_Required task_
Wherever a line in the data below holds "every", copy that line.

_Material_
-- BEGIN --

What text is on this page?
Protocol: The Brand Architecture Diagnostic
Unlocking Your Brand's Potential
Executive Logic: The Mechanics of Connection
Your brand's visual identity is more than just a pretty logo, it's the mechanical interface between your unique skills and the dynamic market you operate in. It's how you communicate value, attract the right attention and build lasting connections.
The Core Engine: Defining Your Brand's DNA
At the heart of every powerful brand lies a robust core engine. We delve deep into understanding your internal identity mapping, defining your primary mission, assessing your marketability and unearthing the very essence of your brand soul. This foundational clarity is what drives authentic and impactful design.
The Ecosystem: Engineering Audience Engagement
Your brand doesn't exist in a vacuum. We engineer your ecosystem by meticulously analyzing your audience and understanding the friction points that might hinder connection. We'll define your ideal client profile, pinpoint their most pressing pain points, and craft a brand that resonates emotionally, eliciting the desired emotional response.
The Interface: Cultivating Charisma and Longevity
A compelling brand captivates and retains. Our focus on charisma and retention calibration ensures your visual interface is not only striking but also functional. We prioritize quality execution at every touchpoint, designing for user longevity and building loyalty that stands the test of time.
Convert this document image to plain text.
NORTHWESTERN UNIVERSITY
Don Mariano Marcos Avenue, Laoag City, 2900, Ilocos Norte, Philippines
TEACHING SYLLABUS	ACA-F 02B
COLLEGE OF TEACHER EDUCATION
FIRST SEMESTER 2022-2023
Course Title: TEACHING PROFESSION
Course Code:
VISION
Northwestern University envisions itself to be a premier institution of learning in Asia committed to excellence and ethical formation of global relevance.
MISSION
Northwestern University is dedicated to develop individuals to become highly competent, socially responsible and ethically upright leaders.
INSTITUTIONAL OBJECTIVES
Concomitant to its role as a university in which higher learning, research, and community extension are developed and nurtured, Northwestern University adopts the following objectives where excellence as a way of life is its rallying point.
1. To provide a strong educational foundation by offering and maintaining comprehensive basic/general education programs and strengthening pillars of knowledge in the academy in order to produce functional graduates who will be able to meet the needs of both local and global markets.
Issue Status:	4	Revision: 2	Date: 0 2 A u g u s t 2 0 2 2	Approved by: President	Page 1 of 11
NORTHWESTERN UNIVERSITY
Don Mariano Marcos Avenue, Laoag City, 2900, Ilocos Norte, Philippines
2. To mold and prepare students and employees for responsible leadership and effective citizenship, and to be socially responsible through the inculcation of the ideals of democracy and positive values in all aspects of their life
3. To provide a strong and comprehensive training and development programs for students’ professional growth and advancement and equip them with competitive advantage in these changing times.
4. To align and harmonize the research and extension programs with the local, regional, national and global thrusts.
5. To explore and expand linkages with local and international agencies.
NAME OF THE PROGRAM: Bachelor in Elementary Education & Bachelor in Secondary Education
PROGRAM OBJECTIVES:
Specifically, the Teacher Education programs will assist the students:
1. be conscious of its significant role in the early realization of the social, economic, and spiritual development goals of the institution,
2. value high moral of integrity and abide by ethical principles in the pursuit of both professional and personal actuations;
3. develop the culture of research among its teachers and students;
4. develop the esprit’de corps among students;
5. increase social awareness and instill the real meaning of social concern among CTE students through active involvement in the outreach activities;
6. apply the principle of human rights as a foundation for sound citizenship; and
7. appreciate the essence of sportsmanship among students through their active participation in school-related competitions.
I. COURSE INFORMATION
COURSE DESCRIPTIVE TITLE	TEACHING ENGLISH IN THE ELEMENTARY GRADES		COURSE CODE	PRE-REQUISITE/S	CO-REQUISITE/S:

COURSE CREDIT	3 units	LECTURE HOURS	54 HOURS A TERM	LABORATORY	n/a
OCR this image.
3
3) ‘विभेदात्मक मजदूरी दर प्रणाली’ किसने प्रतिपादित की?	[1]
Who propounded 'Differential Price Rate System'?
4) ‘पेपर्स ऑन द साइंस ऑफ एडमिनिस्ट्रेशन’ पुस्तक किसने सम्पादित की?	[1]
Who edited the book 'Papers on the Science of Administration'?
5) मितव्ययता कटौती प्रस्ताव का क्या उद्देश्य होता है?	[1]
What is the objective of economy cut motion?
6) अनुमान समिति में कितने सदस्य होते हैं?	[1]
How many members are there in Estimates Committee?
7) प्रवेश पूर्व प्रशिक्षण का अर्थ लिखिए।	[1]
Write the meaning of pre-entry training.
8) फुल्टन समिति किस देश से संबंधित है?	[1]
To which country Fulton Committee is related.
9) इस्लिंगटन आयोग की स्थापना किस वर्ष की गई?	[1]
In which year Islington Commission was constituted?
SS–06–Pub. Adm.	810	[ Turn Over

-- END --

_Final result_
At the heart of every powerful brand lies a robust core engine. We delve deep into understanding your internal identity mapping, defining your primary mission, assessing your marketability and unearthing the very essence of your brand soul. This foundational clarity is what drives authentic and impactful design.
A compelling brand captivates and retains. Our focus on charisma and retention calibration ensures your visual interface is not only striking but also functional. We prioritize quality execution at every touchpoint, designing for user longevity and building loyalty that stands the test of time.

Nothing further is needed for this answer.